EXERCISE DETAILS
Find each line with the word "Воспроизведение" and state how many there are, nothing more.

>> START RECORDS SUPPLIED

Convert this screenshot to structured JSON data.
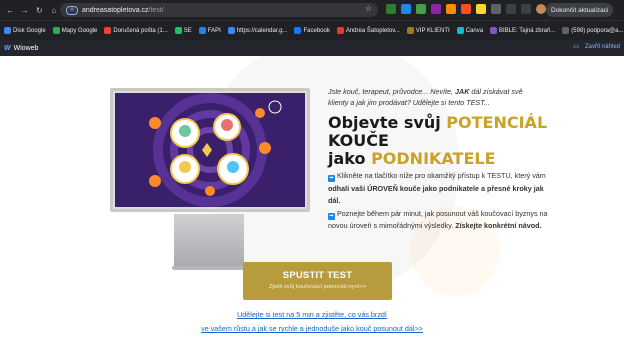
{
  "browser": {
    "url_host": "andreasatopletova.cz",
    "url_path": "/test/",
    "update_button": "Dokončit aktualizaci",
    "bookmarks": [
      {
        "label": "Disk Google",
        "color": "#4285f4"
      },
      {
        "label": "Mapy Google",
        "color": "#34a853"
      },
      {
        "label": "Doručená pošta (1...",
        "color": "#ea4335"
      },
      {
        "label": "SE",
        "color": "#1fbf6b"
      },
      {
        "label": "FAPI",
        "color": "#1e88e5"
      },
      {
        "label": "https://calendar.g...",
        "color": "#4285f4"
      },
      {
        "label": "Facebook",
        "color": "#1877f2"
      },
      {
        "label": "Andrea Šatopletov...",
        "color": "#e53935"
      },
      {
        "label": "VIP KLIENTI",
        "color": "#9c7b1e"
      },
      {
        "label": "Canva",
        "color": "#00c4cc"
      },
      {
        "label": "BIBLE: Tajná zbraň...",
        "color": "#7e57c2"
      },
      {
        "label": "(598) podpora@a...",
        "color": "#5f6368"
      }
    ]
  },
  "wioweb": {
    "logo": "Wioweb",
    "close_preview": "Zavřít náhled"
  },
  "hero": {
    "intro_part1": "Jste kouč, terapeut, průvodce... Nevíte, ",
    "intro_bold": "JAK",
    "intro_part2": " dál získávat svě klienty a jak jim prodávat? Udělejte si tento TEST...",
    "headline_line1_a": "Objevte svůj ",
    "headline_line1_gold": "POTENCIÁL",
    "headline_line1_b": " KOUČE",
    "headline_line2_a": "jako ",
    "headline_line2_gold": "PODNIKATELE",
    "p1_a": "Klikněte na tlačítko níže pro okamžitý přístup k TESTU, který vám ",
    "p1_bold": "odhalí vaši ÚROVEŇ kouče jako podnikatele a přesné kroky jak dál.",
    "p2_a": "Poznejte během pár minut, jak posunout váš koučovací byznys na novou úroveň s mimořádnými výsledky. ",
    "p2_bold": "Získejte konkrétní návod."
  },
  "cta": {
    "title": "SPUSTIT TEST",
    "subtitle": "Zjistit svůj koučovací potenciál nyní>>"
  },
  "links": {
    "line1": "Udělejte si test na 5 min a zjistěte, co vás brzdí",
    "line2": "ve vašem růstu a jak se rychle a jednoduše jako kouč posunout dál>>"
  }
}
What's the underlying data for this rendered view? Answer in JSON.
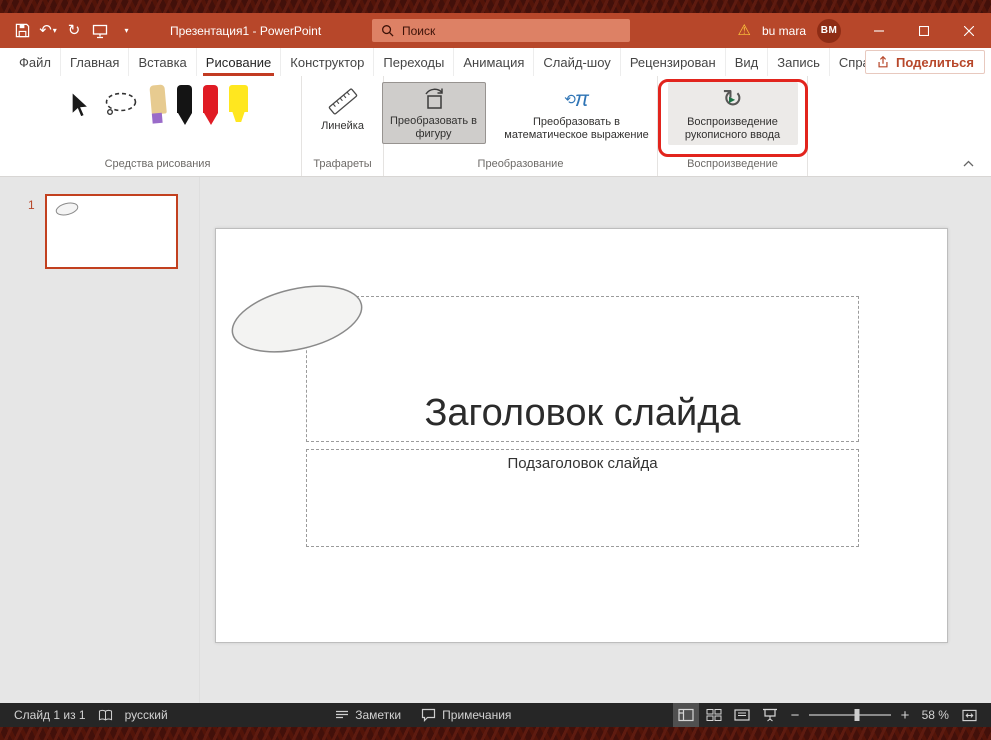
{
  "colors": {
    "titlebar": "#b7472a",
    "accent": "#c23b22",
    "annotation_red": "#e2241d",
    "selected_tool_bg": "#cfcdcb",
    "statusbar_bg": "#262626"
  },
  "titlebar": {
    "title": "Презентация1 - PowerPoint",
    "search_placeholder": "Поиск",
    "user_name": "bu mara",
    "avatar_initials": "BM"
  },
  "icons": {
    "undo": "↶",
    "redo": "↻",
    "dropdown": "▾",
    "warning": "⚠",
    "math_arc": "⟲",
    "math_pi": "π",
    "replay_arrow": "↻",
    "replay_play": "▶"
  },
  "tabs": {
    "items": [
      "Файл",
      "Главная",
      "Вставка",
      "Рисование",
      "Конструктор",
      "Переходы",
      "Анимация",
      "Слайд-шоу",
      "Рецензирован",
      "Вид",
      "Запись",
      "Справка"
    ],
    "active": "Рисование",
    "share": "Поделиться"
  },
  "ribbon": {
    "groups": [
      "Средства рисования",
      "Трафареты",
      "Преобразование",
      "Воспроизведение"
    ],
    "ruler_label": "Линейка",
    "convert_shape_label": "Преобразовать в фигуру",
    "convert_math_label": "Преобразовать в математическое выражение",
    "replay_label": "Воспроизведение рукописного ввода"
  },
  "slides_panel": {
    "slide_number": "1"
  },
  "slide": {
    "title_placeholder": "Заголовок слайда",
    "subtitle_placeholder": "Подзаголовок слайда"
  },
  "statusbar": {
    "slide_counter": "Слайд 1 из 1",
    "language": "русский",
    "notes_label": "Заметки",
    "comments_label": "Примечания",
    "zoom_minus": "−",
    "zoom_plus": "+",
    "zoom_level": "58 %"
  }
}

>> END RECORDS SUPPLIED

PROBLEM SOLUTION
2